#### Input for this task:

____________________

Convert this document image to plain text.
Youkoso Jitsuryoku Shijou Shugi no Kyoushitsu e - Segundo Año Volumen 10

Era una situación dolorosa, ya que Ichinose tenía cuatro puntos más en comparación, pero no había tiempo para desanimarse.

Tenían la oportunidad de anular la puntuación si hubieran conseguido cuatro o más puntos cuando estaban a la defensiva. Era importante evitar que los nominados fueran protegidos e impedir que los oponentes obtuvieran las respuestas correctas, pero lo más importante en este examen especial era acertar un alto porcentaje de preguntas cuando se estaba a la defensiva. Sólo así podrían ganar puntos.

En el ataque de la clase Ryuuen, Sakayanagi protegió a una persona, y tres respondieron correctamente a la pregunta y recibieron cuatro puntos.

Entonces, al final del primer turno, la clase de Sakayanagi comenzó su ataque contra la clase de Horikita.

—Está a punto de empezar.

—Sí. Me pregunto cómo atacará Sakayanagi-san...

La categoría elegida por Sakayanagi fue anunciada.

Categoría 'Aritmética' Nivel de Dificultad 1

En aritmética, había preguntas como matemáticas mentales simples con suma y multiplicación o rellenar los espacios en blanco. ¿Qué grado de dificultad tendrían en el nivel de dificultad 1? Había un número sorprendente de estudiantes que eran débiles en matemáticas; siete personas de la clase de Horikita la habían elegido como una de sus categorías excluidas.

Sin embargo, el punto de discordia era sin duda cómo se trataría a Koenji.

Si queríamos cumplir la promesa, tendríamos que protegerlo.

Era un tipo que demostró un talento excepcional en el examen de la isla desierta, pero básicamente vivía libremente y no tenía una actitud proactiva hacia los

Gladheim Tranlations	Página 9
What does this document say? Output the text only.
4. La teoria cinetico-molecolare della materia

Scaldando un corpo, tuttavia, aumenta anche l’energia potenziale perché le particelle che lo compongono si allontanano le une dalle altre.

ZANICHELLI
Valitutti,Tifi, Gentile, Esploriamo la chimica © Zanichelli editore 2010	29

____________________

Copy every line that includes the string "puntos" from the material above.

#### Completed exercise:
Era una situación dolorosa, ya que Ichinose tenía cuatro puntos más en comparación, pero no había tiempo para desanimarse.
Tenían la oportunidad de anular la puntuación si hubieran conseguido cuatro o más puntos cuando estaban a la defensiva. Era importante evitar que los nominados fueran protegidos e impedir que los oponentes obtuvieran las respuestas correctas, pero lo más importante en este examen especial era acertar un alto porcentaje de preguntas cuando se estaba a la defensiva. Sólo así podrían ganar puntos.
En el ataque de la clase Ryuuen, Sakayanagi protegió a una persona, y tres respondieron correctamente a la pregunta y recibieron cuatro puntos.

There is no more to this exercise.